Exercise task.
Collect every line below that contains the word "name".

Data listing.

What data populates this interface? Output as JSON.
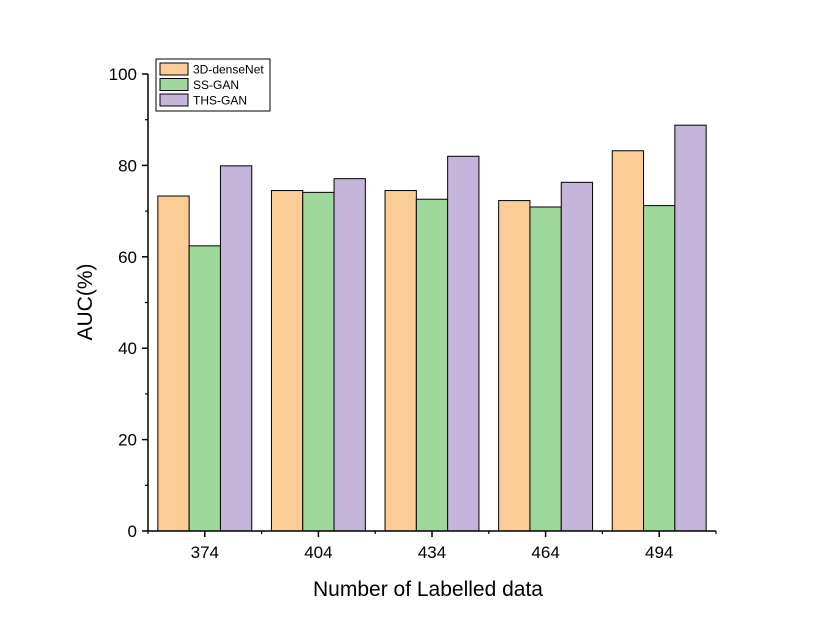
{
  "chart_data": {
    "type": "bar",
    "xlabel": "Number of Labelled data",
    "ylabel": "AUC(%)",
    "categories": [
      "374",
      "404",
      "434",
      "464",
      "494"
    ],
    "ylim": [
      0,
      100
    ],
    "yticks": [
      "0",
      "20",
      "40",
      "60",
      "80",
      "100"
    ],
    "grid": false,
    "legend_position": "top-left",
    "series": [
      {
        "name": "3D-denseNet",
        "color": "#fccc96",
        "values": [
          73.3,
          74.5,
          74.5,
          72.3,
          83.2
        ]
      },
      {
        "name": "SS-GAN",
        "color": "#9ed99b",
        "values": [
          62.4,
          74.1,
          72.6,
          70.9,
          71.2
        ]
      },
      {
        "name": "THS-GAN",
        "color": "#c5b5db",
        "values": [
          79.9,
          77.1,
          82.0,
          76.3,
          88.8
        ]
      }
    ]
  }
}
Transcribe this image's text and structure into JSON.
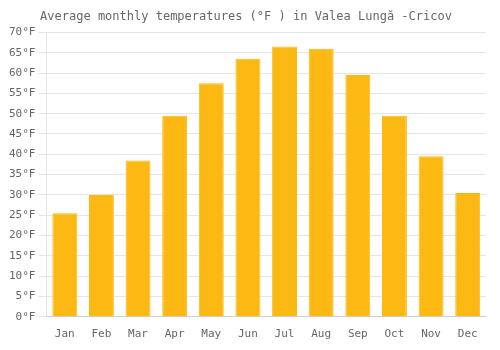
{
  "chart_data": {
    "type": "bar",
    "title": "Average monthly temperatures (°F ) in Valea Lungă -Cricov",
    "categories": [
      "Jan",
      "Feb",
      "Mar",
      "Apr",
      "May",
      "Jun",
      "Jul",
      "Aug",
      "Sep",
      "Oct",
      "Nov",
      "Dec"
    ],
    "values": [
      25.5,
      30.0,
      38.5,
      49.5,
      57.5,
      63.5,
      66.5,
      66.0,
      59.5,
      49.5,
      39.5,
      30.5
    ],
    "color": "#FDB913",
    "ylim": [
      0,
      70
    ],
    "yticks": [
      {
        "value": 0,
        "label": "0°F"
      },
      {
        "value": 5,
        "label": "5°F"
      },
      {
        "value": 10,
        "label": "10°F"
      },
      {
        "value": 15,
        "label": "15°F"
      },
      {
        "value": 20,
        "label": "20°F"
      },
      {
        "value": 25,
        "label": "25°F"
      },
      {
        "value": 30,
        "label": "30°F"
      },
      {
        "value": 35,
        "label": "35°F"
      },
      {
        "value": 40,
        "label": "40°F"
      },
      {
        "value": 45,
        "label": "45°F"
      },
      {
        "value": 50,
        "label": "50°F"
      },
      {
        "value": 55,
        "label": "55°F"
      },
      {
        "value": 60,
        "label": "60°F"
      },
      {
        "value": 65,
        "label": "65°F"
      },
      {
        "value": 70,
        "label": "70°F"
      }
    ],
    "grid": true
  }
}
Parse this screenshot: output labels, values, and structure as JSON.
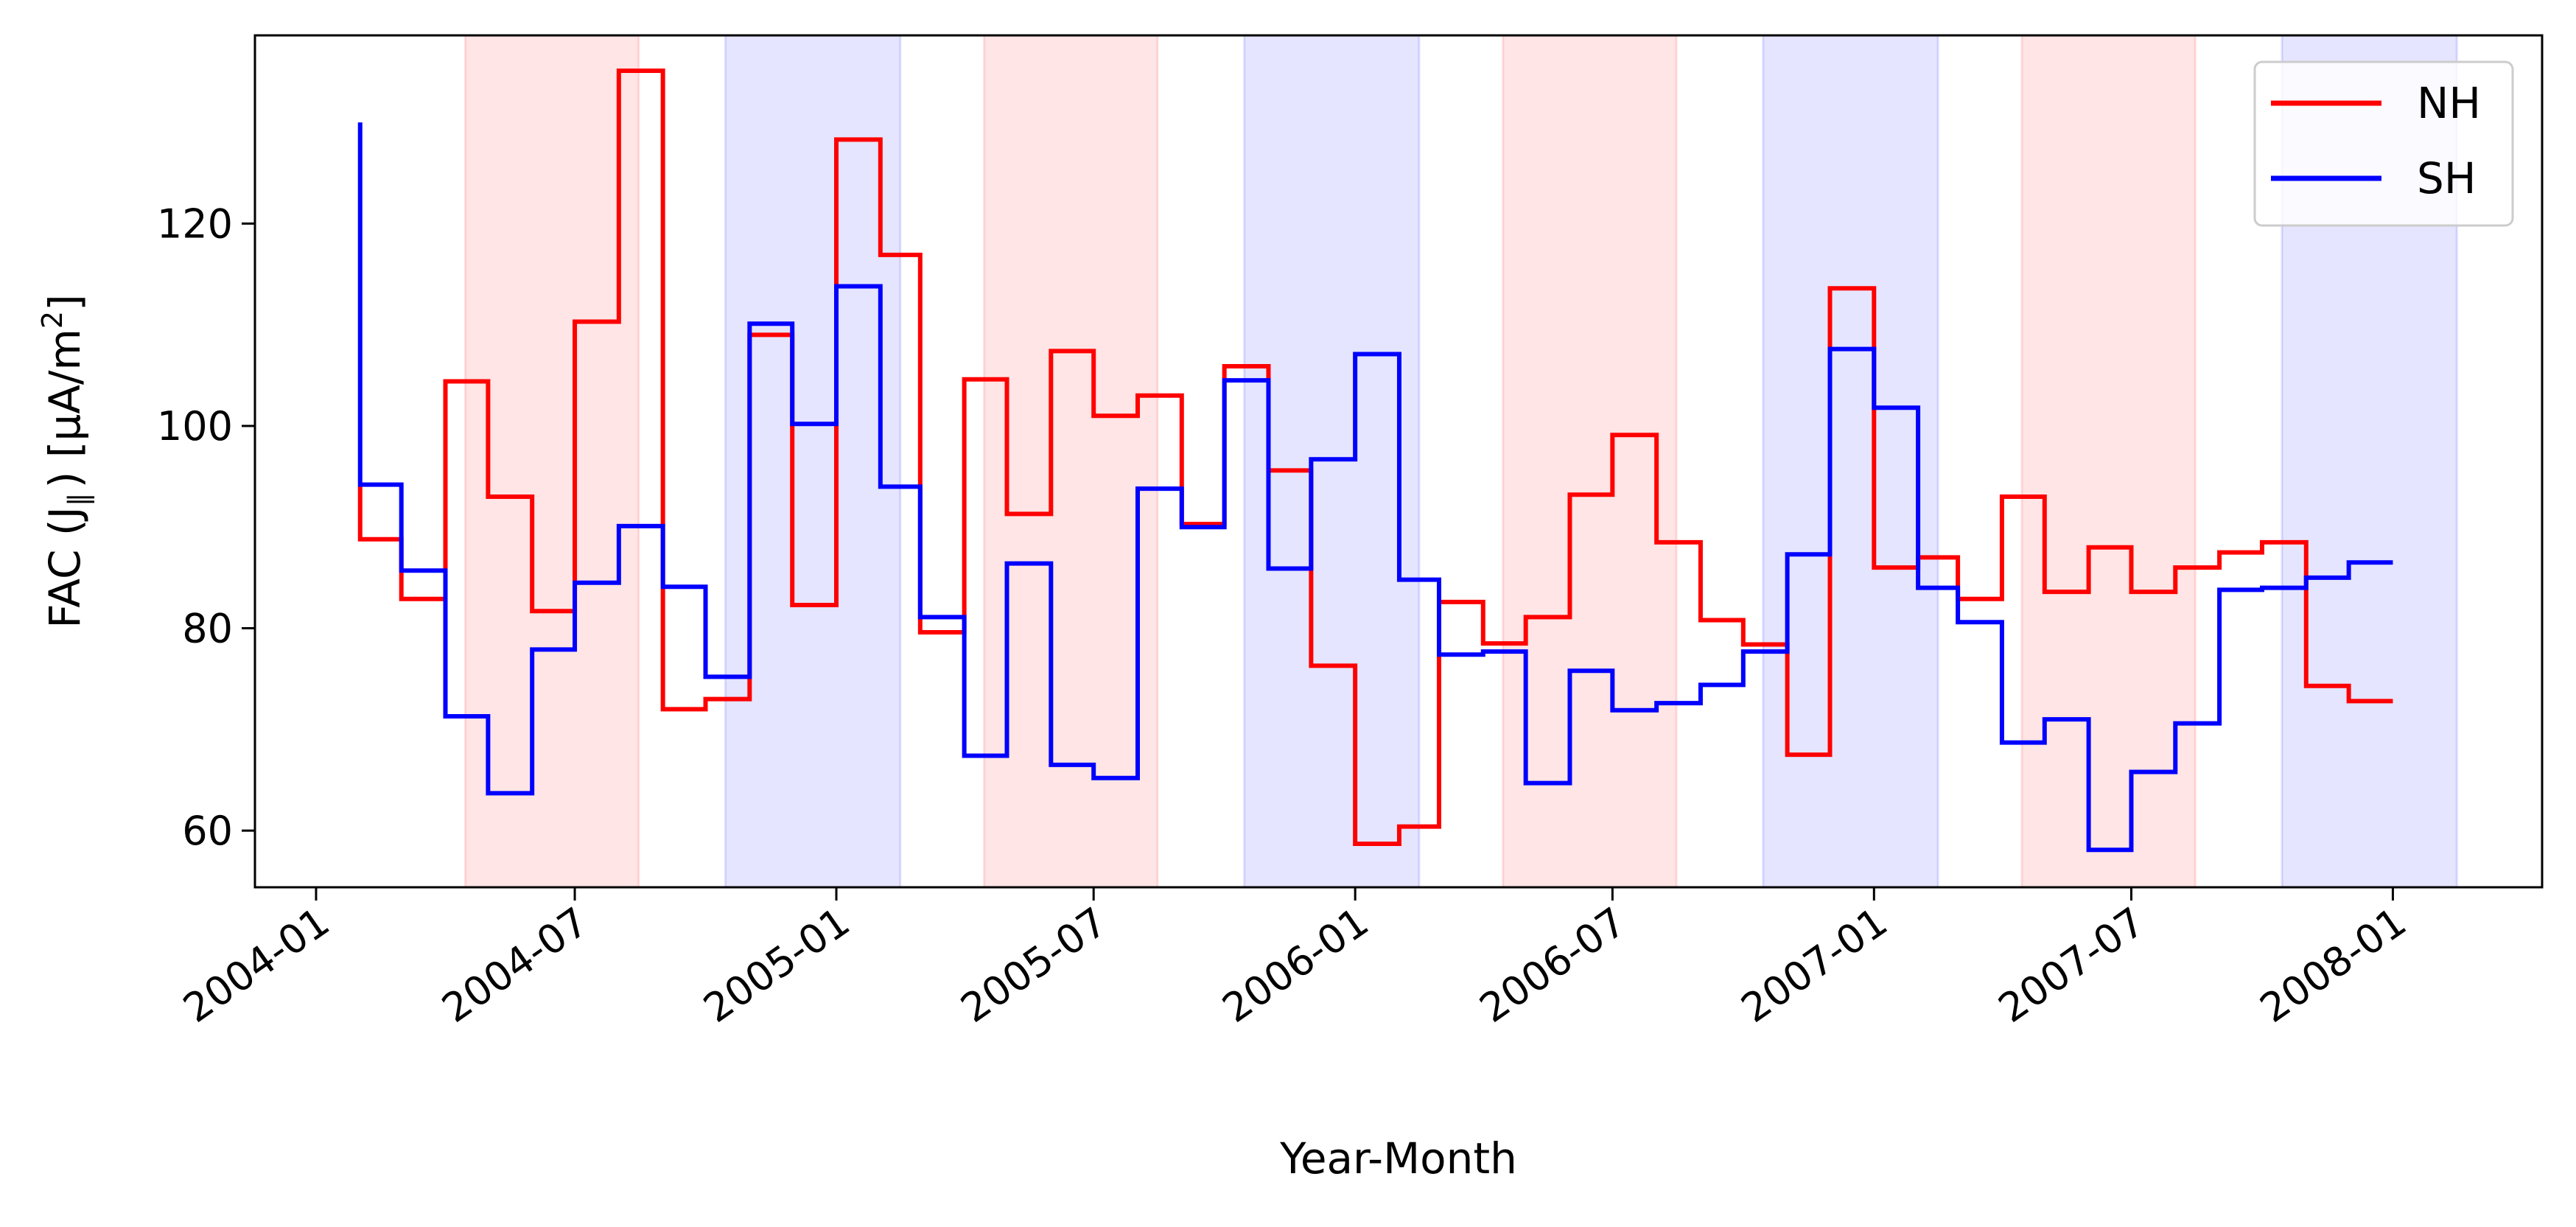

Full answer.
        "name": "3D-denseNet",
        "name": "SS-GAN",
        "name": "THS-GAN",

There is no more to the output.